(Collection entries)
┄┄┄┄┄┄┄┄┄┄

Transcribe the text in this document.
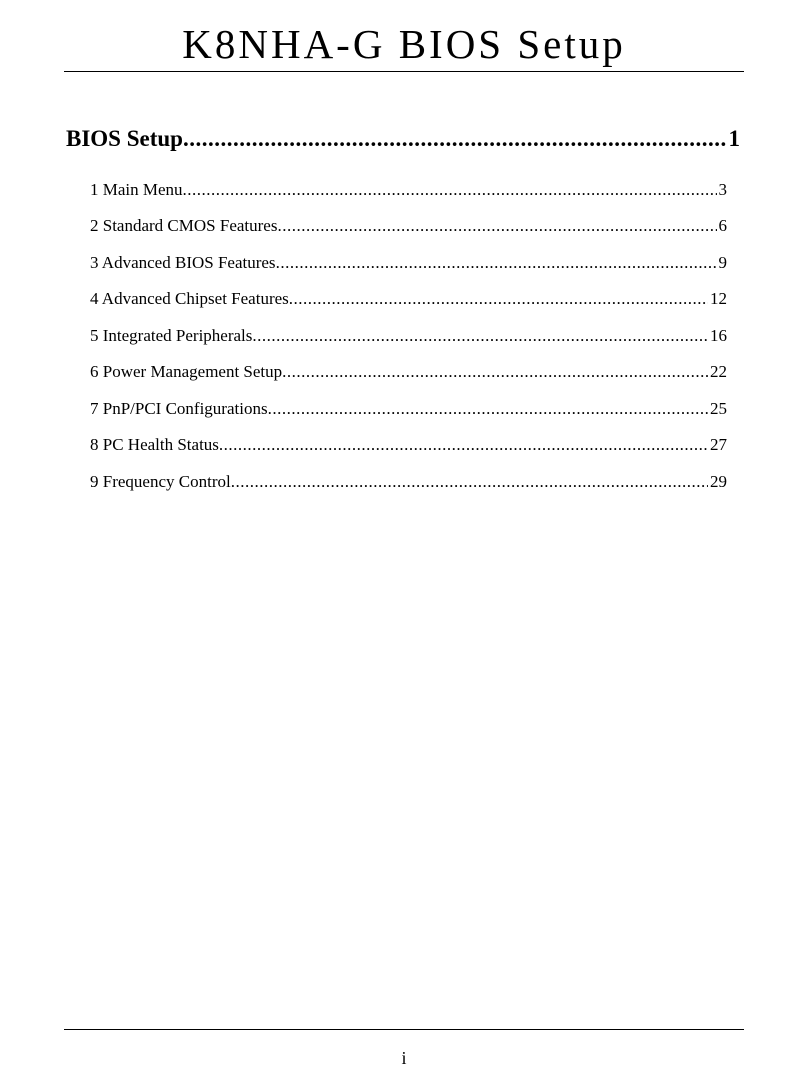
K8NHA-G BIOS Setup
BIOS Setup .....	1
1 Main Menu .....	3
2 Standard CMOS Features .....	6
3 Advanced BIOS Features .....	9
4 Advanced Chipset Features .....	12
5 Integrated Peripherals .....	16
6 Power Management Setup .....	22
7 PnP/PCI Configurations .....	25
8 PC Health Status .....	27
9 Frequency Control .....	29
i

┄┄┄┄┄┄┄┄┄┄

__TASK DETAILS__. Each line of the data should be quoted exactly, with pictures left out.

__COMPLETED TASK__.
Transcribe the text in this document.
K8NHA-G BIOS Setup
BIOS Setup .....	1
1 Main Menu .....	3
2 Standard CMOS Features .....	6
3 Advanced BIOS Features .....	9
4 Advanced Chipset Features .....	12
5 Integrated Peripherals .....	16
6 Power Management Setup .....	22
7 PnP/PCI Configurations .....	25
8 PC Health Status .....	27
9 Frequency Control .....	29
i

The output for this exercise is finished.